■ Record excerpts:
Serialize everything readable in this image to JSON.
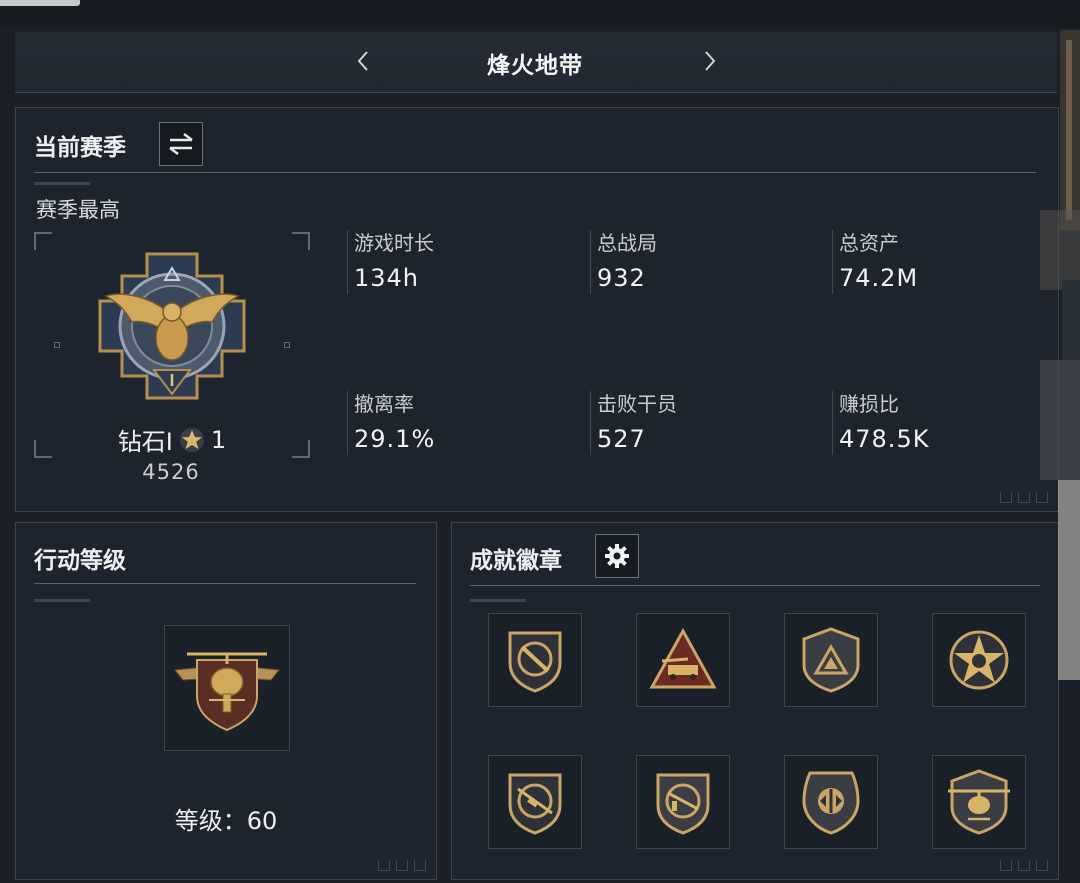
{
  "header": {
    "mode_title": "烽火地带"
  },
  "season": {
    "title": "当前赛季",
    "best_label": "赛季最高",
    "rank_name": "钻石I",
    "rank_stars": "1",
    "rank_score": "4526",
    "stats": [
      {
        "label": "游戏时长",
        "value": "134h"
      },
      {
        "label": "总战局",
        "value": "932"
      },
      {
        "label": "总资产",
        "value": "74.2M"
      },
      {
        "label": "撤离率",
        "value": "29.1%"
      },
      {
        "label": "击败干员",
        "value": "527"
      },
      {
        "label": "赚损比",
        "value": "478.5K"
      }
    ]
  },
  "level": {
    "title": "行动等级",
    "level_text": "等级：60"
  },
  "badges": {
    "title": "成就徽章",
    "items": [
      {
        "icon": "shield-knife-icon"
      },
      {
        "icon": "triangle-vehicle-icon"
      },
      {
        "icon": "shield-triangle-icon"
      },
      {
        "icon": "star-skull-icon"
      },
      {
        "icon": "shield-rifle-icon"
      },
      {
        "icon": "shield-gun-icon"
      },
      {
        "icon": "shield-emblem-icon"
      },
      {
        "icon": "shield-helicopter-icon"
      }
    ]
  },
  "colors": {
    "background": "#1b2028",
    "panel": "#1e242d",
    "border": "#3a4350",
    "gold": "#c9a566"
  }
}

■ Aim of the exercise: Output the data above without changes, apart from leaving out the pictures.

■ Exercise solution:
Serialize everything readable in this image to JSON.
{
  "header": {
    "mode_title": "烽火地带"
  },
  "season": {
    "title": "当前赛季",
    "best_label": "赛季最高",
    "rank_name": "钻石I",
    "rank_stars": "1",
    "rank_score": "4526",
    "stats": [
      {
        "label": "游戏时长",
        "value": "134h"
      },
      {
        "label": "总战局",
        "value": "932"
      },
      {
        "label": "总资产",
        "value": "74.2M"
      },
      {
        "label": "撤离率",
        "value": "29.1%"
      },
      {
        "label": "击败干员",
        "value": "527"
      },
      {
        "label": "赚损比",
        "value": "478.5K"
      }
    ]
  },
  "level": {
    "title": "行动等级",
    "level_text": "等级：60"
  },
  "badges": {
    "title": "成就徽章",
    "items": [
      {
        "icon": "shield-knife-icon"
      },
      {
        "icon": "triangle-vehicle-icon"
      },
      {
        "icon": "shield-triangle-icon"
      },
      {
        "icon": "star-skull-icon"
      },
      {
        "icon": "shield-rifle-icon"
      },
      {
        "icon": "shield-gun-icon"
      },
      {
        "icon": "shield-emblem-icon"
      },
      {
        "icon": "shield-helicopter-icon"
      }
    ]
  },
  "colors": {
    "background": "#1b2028",
    "panel": "#1e242d",
    "border": "#3a4350",
    "gold": "#c9a566"
  }
}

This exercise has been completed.